## EXERCISE INSTRUCTIONS
Type every record exactly as it appears.

# START OF EXTRACTED RECORDS

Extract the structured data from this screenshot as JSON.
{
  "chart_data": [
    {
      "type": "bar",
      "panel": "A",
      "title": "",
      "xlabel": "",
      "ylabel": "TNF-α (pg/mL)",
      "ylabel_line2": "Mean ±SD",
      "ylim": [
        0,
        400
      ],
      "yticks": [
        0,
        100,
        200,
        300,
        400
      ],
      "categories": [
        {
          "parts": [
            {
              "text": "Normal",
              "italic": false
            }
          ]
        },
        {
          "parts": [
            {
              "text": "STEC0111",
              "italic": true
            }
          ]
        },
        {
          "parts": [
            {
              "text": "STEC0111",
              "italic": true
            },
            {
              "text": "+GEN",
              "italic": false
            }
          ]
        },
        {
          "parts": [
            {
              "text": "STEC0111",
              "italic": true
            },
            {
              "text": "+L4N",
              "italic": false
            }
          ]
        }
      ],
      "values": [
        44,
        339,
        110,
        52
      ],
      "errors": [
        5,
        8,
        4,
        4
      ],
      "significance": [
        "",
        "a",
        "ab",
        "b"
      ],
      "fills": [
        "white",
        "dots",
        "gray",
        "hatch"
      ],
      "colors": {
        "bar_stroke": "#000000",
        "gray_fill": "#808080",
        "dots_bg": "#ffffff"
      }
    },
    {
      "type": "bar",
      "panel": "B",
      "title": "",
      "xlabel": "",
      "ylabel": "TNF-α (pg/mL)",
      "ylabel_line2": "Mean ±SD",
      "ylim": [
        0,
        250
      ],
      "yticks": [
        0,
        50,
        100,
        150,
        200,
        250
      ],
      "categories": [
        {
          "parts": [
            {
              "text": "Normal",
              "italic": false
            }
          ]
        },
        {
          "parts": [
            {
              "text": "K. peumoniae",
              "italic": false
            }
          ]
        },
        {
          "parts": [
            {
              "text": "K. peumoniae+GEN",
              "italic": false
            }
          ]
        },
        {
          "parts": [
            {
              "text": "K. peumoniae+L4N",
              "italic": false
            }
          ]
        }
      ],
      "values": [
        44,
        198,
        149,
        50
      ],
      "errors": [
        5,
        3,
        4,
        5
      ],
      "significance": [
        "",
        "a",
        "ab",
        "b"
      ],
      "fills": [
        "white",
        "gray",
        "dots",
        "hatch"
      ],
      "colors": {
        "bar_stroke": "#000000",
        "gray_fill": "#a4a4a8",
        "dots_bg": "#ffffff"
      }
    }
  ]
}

# END OF EXTRACTED RECORDS

## RESPONSE
Extract the structured data from this screenshot as JSON.
{
  "chart_data": [
    {
      "type": "bar",
      "panel": "A",
      "title": "",
      "xlabel": "",
      "ylabel": "TNF-α (pg/mL)",
      "ylabel_line2": "Mean ±SD",
      "ylim": [
        0,
        400
      ],
      "yticks": [
        0,
        100,
        200,
        300,
        400
      ],
      "categories": [
        {
          "parts": [
            {
              "text": "Normal",
              "italic": false
            }
          ]
        },
        {
          "parts": [
            {
              "text": "STEC0111",
              "italic": true
            }
          ]
        },
        {
          "parts": [
            {
              "text": "STEC0111",
              "italic": true
            },
            {
              "text": "+GEN",
              "italic": false
            }
          ]
        },
        {
          "parts": [
            {
              "text": "STEC0111",
              "italic": true
            },
            {
              "text": "+L4N",
              "italic": false
            }
          ]
        }
      ],
      "values": [
        44,
        339,
        110,
        52
      ],
      "errors": [
        5,
        8,
        4,
        4
      ],
      "significance": [
        "",
        "a",
        "ab",
        "b"
      ],
      "fills": [
        "white",
        "dots",
        "gray",
        "hatch"
      ],
      "colors": {
        "bar_stroke": "#000000",
        "gray_fill": "#808080",
        "dots_bg": "#ffffff"
      }
    },
    {
      "type": "bar",
      "panel": "B",
      "title": "",
      "xlabel": "",
      "ylabel": "TNF-α (pg/mL)",
      "ylabel_line2": "Mean ±SD",
      "ylim": [
        0,
        250
      ],
      "yticks": [
        0,
        50,
        100,
        150,
        200,
        250
      ],
      "categories": [
        {
          "parts": [
            {
              "text": "Normal",
              "italic": false
            }
          ]
        },
        {
          "parts": [
            {
              "text": "K. peumoniae",
              "italic": false
            }
          ]
        },
        {
          "parts": [
            {
              "text": "K. peumoniae+GEN",
              "italic": false
            }
          ]
        },
        {
          "parts": [
            {
              "text": "K. peumoniae+L4N",
              "italic": false
            }
          ]
        }
      ],
      "values": [
        44,
        198,
        149,
        50
      ],
      "errors": [
        5,
        3,
        4,
        5
      ],
      "significance": [
        "",
        "a",
        "ab",
        "b"
      ],
      "fills": [
        "white",
        "gray",
        "dots",
        "hatch"
      ],
      "colors": {
        "bar_stroke": "#000000",
        "gray_fill": "#a4a4a8",
        "dots_bg": "#ffffff"
      }
    }
  ]
}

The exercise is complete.